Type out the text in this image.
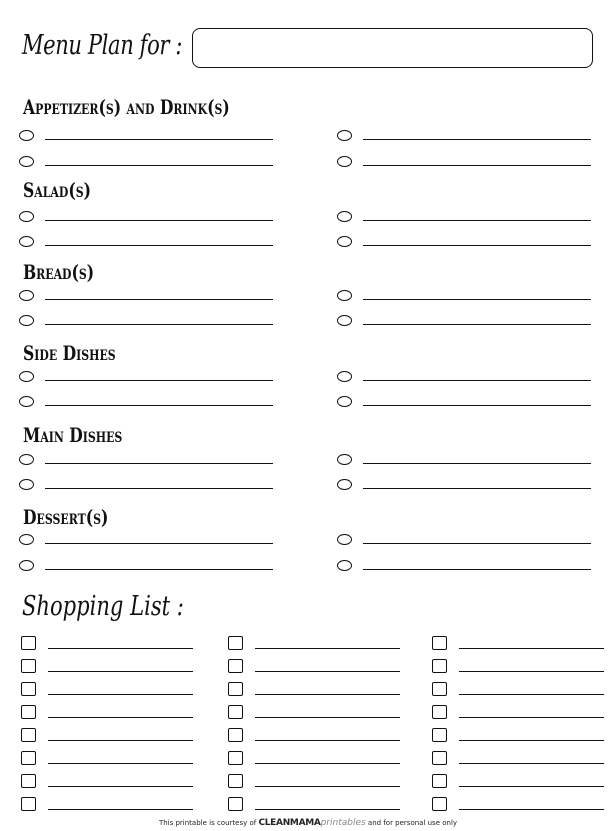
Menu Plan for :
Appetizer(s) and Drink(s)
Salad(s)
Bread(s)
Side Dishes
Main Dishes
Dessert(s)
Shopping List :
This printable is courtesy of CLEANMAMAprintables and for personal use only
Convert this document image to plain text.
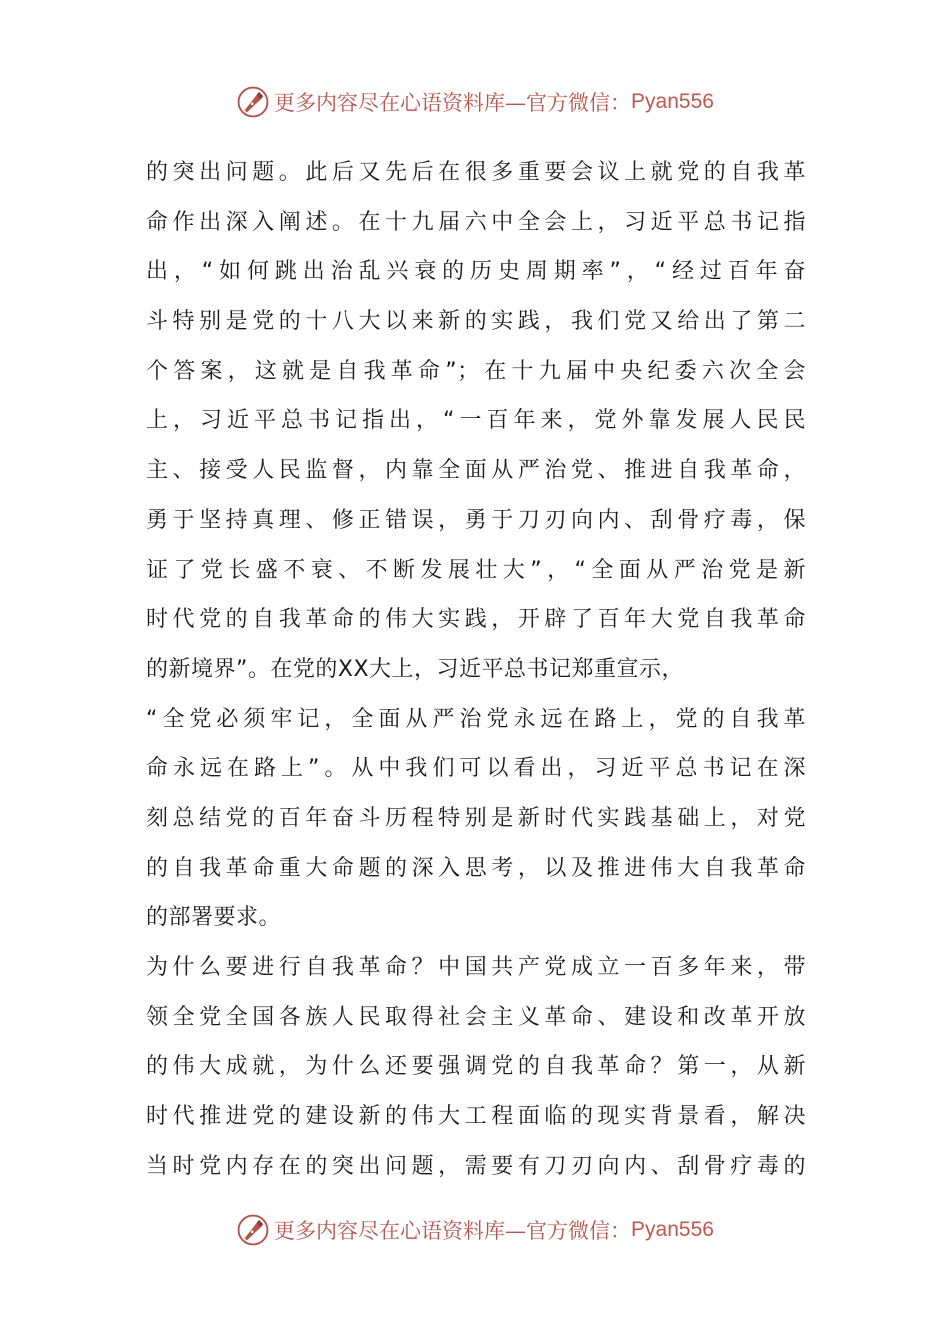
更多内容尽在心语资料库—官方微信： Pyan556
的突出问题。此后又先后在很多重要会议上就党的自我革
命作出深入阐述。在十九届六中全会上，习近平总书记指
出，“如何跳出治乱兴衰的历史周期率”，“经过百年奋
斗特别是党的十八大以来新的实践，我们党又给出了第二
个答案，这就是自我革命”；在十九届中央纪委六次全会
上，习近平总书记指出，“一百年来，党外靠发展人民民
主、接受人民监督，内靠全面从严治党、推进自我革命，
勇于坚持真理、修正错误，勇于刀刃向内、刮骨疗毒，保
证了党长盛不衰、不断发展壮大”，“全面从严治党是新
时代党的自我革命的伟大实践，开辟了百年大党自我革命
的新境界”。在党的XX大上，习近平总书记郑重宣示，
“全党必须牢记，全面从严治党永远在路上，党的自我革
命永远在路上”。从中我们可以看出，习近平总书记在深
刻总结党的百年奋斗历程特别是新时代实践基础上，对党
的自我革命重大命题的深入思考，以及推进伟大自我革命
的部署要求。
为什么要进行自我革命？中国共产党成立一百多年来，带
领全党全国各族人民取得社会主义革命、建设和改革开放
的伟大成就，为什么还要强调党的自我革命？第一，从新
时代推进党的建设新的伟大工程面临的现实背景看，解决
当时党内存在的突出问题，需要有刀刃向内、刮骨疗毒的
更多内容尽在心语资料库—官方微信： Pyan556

# [SET PROBLEM]
Your task is to repeat exactly the lines from the one containing "Convert this document image to plain text." through the end of the material, both included, and only those, without pictures.

# [WORKED SOLUTION]
Convert this document image to plain text.
更多内容尽在心语资料库—官方微信： Pyan556
的突出问题。此后又先后在很多重要会议上就党的自我革
命作出深入阐述。在十九届六中全会上，习近平总书记指
出，“如何跳出治乱兴衰的历史周期率”，“经过百年奋
斗特别是党的十八大以来新的实践，我们党又给出了第二
个答案，这就是自我革命”；在十九届中央纪委六次全会
上，习近平总书记指出，“一百年来，党外靠发展人民民
主、接受人民监督，内靠全面从严治党、推进自我革命，
勇于坚持真理、修正错误，勇于刀刃向内、刮骨疗毒，保
证了党长盛不衰、不断发展壮大”，“全面从严治党是新
时代党的自我革命的伟大实践，开辟了百年大党自我革命
的新境界”。在党的XX大上，习近平总书记郑重宣示，
“全党必须牢记，全面从严治党永远在路上，党的自我革
命永远在路上”。从中我们可以看出，习近平总书记在深
刻总结党的百年奋斗历程特别是新时代实践基础上，对党
的自我革命重大命题的深入思考，以及推进伟大自我革命
的部署要求。
为什么要进行自我革命？中国共产党成立一百多年来，带
领全党全国各族人民取得社会主义革命、建设和改革开放
的伟大成就，为什么还要强调党的自我革命？第一，从新
时代推进党的建设新的伟大工程面临的现实背景看，解决
当时党内存在的突出问题，需要有刀刃向内、刮骨疗毒的
更多内容尽在心语资料库—官方微信： Pyan556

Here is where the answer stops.